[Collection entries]
──────

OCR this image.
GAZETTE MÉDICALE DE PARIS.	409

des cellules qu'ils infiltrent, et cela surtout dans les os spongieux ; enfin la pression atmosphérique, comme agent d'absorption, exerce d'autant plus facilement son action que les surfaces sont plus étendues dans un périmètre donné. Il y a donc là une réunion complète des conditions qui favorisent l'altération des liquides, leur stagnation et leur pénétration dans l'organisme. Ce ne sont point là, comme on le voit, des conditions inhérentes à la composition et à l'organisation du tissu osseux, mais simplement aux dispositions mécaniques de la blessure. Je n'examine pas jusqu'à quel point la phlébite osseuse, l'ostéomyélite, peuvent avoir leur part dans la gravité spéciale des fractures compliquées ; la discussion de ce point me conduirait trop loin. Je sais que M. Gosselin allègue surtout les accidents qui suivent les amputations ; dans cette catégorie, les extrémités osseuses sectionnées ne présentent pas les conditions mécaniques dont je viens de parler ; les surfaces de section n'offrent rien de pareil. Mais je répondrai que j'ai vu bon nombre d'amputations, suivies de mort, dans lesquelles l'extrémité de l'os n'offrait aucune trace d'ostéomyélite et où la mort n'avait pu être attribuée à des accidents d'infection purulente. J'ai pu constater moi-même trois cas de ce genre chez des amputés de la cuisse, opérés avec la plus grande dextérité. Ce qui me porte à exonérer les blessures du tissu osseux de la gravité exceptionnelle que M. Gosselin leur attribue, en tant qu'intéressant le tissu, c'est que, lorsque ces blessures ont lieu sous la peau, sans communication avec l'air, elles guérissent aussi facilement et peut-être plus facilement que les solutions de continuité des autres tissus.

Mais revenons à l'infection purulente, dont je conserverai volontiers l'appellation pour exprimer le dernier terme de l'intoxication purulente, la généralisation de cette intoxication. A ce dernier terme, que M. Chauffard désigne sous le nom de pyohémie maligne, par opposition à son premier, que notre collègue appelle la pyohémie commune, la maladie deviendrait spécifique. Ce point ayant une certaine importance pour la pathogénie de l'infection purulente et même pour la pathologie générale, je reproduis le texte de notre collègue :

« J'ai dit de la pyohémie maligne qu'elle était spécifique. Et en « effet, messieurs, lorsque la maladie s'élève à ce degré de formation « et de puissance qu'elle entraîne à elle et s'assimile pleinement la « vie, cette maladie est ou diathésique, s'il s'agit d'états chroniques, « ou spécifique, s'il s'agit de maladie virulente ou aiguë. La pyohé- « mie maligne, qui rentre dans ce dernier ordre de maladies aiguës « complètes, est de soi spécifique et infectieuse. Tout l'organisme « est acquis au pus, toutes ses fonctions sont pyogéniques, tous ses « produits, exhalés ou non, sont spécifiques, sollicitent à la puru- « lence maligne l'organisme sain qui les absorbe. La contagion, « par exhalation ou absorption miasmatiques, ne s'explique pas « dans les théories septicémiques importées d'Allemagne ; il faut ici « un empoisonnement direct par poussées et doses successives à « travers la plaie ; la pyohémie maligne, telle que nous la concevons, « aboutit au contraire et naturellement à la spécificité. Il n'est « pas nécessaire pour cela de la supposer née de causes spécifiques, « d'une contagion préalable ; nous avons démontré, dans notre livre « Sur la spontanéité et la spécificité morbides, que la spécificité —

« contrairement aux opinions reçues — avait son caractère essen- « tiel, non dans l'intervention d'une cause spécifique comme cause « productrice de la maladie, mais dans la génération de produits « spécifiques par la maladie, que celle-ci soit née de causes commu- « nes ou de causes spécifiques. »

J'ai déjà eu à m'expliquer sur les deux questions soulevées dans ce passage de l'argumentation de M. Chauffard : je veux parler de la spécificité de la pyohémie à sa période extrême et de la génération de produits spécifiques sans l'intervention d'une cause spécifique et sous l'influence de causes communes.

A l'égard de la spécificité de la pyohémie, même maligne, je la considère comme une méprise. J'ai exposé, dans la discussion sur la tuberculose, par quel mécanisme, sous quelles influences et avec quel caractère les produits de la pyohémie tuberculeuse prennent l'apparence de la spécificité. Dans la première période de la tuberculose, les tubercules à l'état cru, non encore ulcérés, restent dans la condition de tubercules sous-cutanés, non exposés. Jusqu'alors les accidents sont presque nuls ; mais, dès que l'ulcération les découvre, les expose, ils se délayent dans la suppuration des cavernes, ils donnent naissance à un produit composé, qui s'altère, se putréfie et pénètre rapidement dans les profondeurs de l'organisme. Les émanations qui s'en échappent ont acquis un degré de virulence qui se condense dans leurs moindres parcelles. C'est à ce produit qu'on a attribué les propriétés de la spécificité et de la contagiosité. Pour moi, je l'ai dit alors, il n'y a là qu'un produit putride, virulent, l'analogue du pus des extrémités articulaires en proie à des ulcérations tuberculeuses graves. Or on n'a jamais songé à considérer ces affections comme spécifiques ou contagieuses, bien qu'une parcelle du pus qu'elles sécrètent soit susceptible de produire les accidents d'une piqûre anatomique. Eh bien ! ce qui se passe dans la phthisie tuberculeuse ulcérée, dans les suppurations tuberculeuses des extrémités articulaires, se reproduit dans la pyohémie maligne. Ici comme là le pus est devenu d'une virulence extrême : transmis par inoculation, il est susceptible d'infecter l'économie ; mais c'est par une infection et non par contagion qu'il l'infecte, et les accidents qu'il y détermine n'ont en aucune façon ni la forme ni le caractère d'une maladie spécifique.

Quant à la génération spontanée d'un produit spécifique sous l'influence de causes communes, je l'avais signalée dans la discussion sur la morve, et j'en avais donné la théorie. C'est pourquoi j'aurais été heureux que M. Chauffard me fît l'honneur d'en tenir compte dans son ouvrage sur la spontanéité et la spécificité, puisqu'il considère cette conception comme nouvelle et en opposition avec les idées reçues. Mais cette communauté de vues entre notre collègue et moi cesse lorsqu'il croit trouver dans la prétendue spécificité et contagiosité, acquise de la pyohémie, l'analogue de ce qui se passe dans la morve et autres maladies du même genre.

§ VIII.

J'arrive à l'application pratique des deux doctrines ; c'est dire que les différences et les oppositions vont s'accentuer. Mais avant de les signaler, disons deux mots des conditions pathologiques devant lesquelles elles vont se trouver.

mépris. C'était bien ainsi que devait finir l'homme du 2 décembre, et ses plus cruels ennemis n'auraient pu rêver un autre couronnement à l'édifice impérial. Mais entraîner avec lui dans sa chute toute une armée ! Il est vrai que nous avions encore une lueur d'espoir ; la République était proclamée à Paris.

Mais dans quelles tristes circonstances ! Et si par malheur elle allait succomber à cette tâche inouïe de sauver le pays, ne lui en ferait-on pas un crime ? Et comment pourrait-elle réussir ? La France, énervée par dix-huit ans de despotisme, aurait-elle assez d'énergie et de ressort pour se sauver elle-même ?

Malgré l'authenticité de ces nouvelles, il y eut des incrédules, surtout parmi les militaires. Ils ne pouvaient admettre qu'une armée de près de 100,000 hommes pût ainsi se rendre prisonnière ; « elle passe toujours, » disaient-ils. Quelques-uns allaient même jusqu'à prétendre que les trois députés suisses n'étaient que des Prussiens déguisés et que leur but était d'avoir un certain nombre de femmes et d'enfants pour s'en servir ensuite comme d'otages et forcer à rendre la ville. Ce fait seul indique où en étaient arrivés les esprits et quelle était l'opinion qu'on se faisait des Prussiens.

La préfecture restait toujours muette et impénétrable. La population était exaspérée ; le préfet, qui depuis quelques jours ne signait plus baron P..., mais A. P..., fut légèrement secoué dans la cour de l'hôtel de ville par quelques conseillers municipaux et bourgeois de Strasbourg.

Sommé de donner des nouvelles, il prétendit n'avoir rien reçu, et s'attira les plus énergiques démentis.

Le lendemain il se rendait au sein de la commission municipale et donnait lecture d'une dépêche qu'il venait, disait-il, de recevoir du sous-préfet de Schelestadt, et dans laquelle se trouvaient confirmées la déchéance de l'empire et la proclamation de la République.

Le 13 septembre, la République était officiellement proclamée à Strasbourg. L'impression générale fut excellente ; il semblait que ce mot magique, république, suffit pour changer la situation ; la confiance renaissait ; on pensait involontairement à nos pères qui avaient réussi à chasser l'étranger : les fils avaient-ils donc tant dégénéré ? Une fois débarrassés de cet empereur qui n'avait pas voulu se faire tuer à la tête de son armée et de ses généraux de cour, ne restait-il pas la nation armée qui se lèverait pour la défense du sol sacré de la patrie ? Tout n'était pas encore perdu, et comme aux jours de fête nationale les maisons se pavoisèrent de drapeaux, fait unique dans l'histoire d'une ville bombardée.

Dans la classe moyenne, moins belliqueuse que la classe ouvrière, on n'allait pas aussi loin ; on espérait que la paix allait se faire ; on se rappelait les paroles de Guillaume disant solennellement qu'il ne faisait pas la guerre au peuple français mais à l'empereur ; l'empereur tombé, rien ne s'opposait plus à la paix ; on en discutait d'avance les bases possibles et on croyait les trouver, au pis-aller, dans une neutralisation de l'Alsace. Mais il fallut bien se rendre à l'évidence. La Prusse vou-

──────

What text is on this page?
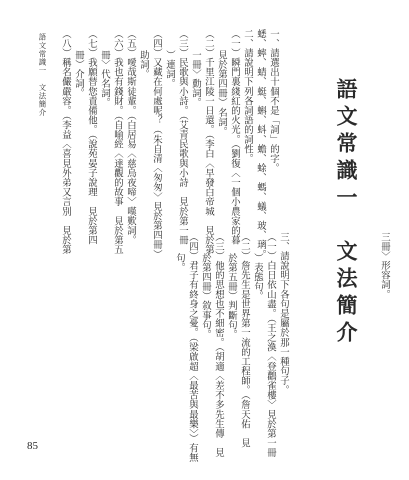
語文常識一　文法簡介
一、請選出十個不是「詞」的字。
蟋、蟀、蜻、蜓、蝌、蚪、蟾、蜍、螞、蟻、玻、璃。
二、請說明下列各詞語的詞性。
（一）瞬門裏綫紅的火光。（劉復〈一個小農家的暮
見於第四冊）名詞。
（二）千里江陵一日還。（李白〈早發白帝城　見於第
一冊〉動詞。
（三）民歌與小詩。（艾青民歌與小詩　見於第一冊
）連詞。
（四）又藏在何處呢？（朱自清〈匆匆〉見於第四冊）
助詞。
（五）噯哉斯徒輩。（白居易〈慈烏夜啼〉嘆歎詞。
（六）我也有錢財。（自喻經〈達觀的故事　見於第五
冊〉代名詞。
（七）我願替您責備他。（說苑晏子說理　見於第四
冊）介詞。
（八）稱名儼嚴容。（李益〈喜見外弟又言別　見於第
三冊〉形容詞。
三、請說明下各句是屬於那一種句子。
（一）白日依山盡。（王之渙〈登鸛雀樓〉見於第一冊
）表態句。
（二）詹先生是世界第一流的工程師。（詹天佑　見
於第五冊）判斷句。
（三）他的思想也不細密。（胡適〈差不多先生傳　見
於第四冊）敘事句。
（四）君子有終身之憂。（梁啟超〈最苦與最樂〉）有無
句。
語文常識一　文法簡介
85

──────

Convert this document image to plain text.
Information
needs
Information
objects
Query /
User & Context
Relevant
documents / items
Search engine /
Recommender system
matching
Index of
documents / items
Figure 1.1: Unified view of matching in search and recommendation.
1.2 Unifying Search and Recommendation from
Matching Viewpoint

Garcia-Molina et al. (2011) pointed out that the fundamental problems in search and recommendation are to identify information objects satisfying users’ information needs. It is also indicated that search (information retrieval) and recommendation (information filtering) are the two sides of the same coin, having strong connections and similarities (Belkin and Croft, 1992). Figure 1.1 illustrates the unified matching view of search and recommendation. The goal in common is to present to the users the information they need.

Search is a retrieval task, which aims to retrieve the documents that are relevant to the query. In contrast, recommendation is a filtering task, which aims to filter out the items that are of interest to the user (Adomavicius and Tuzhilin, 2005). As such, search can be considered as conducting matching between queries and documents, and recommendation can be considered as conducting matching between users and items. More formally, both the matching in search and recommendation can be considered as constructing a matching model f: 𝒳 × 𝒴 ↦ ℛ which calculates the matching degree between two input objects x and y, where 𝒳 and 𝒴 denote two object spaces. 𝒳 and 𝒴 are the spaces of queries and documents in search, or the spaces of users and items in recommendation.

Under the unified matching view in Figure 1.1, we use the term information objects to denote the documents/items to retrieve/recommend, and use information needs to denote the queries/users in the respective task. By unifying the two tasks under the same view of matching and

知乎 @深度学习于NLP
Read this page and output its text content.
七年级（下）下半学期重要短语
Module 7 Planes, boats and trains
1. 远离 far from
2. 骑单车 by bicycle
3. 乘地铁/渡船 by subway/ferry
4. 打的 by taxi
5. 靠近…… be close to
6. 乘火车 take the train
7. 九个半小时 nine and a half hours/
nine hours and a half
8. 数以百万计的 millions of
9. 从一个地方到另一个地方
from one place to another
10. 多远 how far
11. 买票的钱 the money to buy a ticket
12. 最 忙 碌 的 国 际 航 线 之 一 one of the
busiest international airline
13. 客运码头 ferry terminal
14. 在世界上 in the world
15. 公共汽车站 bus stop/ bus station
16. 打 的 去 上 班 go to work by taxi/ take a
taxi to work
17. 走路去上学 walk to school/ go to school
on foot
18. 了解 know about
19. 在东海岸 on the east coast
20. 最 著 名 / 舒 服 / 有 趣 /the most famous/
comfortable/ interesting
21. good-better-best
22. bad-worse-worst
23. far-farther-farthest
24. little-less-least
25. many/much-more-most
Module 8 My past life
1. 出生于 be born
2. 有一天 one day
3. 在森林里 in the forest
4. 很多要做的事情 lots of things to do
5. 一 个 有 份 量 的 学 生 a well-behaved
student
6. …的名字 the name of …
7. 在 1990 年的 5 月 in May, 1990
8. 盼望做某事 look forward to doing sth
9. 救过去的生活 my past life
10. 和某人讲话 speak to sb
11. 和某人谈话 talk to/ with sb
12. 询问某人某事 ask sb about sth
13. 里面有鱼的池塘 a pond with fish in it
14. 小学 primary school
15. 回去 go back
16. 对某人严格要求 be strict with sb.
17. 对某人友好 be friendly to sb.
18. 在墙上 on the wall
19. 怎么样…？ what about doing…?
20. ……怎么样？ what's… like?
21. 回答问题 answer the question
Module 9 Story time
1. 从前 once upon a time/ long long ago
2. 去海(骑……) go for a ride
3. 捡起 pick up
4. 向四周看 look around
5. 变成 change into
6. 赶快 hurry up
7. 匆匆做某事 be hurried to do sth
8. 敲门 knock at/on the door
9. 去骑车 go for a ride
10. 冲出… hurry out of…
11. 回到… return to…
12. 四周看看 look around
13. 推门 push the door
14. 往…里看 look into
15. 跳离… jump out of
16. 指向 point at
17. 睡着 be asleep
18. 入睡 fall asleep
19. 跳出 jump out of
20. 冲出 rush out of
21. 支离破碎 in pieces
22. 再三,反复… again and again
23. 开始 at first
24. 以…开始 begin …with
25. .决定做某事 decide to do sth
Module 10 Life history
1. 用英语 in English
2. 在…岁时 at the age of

──────

_Goal_. Find every line in the records that contains the word "half"; copy those lines.

_Written solution_.
7. 九个半小时 nine and a half hours/
nine hours and a half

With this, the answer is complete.